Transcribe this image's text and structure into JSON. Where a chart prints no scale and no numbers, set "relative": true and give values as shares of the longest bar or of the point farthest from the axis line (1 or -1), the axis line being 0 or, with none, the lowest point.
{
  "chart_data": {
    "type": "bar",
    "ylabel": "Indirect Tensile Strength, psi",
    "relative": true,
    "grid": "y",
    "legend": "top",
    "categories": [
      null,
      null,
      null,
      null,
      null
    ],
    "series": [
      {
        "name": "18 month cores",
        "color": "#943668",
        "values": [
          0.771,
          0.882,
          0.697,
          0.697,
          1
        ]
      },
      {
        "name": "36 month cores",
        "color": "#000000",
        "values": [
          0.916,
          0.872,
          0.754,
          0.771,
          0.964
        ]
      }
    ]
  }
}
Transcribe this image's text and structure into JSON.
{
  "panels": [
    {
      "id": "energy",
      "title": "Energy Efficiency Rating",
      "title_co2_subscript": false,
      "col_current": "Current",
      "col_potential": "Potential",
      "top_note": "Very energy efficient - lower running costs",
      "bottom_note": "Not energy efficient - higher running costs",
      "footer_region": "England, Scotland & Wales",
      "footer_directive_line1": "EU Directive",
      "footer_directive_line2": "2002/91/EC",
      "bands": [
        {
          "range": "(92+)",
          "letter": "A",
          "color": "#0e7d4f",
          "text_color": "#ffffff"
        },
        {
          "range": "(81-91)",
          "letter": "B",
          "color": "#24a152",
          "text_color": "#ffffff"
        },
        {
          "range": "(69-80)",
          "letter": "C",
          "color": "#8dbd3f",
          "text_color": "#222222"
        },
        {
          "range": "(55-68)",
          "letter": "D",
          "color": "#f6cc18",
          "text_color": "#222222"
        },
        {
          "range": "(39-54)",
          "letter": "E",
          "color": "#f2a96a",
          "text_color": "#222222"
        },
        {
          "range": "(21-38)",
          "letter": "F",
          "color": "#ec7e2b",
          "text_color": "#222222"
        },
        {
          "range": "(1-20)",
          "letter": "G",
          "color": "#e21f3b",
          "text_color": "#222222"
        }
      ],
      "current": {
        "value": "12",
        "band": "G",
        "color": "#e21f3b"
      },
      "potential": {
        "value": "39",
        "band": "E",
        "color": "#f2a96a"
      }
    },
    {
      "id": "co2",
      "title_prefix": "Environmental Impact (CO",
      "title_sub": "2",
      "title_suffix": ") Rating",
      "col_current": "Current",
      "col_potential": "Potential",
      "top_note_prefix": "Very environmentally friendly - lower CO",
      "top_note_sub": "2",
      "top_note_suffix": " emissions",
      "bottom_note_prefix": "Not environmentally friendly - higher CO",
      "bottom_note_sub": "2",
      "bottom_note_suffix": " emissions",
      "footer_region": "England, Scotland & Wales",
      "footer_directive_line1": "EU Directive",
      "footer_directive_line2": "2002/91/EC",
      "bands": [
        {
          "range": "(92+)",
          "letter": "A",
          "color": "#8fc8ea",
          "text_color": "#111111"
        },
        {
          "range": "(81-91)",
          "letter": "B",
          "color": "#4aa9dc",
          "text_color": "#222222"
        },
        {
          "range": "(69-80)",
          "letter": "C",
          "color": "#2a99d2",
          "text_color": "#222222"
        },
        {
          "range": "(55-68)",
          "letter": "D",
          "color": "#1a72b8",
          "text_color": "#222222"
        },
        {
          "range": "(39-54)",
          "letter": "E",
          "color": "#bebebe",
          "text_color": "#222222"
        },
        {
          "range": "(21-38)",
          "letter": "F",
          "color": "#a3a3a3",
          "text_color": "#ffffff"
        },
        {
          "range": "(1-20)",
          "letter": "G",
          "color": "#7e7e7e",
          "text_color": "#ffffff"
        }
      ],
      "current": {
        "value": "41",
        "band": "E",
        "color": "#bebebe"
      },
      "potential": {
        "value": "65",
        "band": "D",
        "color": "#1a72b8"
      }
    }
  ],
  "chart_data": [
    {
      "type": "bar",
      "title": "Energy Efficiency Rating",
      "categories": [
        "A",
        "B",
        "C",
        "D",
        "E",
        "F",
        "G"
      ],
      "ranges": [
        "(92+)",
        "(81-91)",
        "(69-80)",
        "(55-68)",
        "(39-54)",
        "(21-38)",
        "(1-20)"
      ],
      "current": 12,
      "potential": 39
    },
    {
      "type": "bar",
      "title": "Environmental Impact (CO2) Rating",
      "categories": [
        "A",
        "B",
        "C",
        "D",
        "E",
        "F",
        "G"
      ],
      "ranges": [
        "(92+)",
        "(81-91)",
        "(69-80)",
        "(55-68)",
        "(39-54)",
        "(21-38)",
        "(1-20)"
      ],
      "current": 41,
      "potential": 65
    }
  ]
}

* * * * *

Copy out every line that includes the word "environmentally".

      "top_note_prefix": "Very environmentally friendly - lower CO",
      "bottom_note_prefix": "Not environmentally friendly - higher CO",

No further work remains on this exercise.